++++ INPUT FOR THIS TASK ++++

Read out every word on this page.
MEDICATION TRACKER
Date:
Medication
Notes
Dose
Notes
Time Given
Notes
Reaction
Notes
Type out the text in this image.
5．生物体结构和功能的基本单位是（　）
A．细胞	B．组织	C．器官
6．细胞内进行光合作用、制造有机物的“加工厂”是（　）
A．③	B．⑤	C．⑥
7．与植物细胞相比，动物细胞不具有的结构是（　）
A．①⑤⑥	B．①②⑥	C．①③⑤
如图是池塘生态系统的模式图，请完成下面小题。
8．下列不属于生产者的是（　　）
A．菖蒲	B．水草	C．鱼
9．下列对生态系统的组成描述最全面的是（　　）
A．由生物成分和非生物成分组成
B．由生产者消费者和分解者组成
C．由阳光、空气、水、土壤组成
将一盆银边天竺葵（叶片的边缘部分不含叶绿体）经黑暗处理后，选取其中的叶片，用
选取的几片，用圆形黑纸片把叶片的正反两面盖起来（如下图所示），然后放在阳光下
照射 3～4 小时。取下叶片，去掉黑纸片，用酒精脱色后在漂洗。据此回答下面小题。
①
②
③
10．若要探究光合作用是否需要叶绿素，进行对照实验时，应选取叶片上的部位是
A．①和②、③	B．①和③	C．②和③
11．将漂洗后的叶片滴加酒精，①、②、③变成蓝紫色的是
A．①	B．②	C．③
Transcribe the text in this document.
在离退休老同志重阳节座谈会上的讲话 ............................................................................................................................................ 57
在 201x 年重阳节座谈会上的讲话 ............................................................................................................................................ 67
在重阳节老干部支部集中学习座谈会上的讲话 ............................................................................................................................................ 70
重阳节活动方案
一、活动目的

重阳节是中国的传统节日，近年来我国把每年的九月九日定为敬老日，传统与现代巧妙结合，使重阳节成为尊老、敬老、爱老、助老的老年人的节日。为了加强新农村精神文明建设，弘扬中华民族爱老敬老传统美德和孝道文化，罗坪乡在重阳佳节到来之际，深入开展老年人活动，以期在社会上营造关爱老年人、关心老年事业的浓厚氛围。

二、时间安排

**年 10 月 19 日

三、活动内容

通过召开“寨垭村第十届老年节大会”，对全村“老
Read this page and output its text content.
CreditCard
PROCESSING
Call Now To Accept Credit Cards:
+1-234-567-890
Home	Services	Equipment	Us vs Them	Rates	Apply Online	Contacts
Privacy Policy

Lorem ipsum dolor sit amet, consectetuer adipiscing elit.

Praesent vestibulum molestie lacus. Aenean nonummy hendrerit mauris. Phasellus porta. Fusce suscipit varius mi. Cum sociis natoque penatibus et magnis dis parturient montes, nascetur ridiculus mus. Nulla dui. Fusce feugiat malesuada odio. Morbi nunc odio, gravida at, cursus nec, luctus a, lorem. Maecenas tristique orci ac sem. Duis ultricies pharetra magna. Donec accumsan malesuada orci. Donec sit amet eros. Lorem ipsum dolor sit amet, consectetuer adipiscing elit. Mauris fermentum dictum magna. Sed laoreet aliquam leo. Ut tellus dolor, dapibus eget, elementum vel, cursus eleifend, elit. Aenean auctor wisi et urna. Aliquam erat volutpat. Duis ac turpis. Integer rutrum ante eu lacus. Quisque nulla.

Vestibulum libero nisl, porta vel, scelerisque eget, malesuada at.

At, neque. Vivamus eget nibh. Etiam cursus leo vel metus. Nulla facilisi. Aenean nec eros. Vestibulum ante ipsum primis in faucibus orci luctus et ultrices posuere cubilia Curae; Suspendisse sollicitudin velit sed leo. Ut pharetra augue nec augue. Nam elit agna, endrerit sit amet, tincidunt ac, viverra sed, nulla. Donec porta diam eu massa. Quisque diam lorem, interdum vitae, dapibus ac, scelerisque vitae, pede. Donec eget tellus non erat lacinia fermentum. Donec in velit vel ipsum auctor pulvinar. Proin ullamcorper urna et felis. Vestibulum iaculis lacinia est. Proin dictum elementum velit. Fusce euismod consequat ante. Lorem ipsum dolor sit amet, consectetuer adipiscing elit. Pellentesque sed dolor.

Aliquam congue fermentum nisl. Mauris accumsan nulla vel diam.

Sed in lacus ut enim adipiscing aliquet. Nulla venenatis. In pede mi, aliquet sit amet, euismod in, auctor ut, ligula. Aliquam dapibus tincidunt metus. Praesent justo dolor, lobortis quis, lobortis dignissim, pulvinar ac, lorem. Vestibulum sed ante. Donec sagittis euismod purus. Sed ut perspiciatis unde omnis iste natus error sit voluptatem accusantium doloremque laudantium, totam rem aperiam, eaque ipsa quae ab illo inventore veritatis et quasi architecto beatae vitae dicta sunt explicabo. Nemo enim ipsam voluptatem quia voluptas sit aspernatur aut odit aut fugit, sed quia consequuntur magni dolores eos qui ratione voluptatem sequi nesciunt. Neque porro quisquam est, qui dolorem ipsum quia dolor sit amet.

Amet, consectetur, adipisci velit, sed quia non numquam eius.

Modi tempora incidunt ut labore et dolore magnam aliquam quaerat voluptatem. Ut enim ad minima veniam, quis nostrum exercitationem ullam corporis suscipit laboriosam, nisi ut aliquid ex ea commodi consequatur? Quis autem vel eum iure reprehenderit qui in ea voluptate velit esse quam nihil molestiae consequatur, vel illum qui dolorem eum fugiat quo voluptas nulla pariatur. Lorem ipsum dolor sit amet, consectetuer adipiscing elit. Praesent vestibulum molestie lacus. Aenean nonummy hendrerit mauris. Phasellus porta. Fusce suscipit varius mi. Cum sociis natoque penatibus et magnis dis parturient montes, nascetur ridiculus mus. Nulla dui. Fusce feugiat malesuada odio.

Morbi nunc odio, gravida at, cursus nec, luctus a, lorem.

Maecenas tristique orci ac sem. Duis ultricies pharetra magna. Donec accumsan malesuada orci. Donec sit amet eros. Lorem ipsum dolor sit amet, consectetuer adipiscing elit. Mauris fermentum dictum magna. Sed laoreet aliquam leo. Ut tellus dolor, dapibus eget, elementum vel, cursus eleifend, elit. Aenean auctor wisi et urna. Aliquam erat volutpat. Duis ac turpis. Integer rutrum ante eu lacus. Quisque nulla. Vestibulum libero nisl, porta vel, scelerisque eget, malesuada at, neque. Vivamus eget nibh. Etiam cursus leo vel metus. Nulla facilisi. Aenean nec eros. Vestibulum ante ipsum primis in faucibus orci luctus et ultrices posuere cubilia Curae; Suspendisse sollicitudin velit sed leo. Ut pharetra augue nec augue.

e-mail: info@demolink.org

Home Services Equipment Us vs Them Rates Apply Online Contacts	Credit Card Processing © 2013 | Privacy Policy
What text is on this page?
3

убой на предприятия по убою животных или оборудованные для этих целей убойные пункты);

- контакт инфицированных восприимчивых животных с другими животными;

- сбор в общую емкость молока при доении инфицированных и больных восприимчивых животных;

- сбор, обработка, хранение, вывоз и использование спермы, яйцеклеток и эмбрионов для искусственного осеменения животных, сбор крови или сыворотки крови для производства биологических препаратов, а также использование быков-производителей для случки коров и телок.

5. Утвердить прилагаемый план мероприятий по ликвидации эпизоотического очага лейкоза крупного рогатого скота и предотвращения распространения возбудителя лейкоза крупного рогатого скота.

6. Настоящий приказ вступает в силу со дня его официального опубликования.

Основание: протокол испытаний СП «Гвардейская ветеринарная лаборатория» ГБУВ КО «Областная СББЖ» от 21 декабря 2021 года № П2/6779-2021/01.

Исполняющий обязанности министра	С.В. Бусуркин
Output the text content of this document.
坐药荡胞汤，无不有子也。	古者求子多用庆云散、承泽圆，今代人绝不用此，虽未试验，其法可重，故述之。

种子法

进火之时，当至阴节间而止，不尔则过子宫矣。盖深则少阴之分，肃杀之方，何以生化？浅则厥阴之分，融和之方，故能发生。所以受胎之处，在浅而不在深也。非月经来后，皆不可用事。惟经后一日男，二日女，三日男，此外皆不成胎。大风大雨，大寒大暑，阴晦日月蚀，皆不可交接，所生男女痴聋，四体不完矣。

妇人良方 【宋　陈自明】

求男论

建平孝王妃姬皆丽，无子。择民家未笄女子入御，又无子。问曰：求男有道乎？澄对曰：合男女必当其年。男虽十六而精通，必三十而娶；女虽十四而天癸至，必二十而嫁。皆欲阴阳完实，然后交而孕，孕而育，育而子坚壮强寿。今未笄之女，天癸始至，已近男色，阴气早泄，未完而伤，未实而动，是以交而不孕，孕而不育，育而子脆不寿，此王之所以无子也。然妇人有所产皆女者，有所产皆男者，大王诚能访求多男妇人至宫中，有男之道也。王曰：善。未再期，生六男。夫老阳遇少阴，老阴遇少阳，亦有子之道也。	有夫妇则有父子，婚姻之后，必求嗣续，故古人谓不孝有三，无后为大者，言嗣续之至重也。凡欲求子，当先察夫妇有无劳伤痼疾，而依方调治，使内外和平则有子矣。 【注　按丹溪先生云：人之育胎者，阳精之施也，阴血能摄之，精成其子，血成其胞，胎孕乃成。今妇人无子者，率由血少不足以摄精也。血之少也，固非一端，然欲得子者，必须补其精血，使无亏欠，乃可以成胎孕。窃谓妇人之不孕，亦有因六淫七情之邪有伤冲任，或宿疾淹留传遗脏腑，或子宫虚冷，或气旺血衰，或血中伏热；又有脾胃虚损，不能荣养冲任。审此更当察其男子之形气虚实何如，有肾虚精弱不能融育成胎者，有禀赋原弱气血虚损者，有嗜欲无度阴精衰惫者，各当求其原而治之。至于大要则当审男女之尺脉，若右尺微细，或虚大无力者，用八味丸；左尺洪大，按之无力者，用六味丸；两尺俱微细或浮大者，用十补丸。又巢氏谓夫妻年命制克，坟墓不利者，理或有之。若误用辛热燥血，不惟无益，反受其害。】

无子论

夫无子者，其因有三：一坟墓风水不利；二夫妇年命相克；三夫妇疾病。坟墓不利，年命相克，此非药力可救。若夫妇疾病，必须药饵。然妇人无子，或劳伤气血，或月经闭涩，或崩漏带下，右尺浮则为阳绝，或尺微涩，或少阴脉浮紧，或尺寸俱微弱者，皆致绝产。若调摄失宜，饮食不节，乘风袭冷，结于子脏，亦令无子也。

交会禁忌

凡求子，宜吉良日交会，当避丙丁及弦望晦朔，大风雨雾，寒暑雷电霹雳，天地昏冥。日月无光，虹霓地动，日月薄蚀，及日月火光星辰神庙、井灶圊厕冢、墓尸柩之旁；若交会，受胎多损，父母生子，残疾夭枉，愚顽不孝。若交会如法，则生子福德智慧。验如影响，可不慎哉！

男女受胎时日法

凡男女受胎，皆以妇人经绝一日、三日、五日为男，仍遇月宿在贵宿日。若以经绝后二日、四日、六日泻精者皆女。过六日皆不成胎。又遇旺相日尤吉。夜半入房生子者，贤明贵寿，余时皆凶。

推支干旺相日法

++++

SHORT PROBLEM
Tally the lines in this data that hold the word "инфицированных" and state only the count.

THE ANSWER
2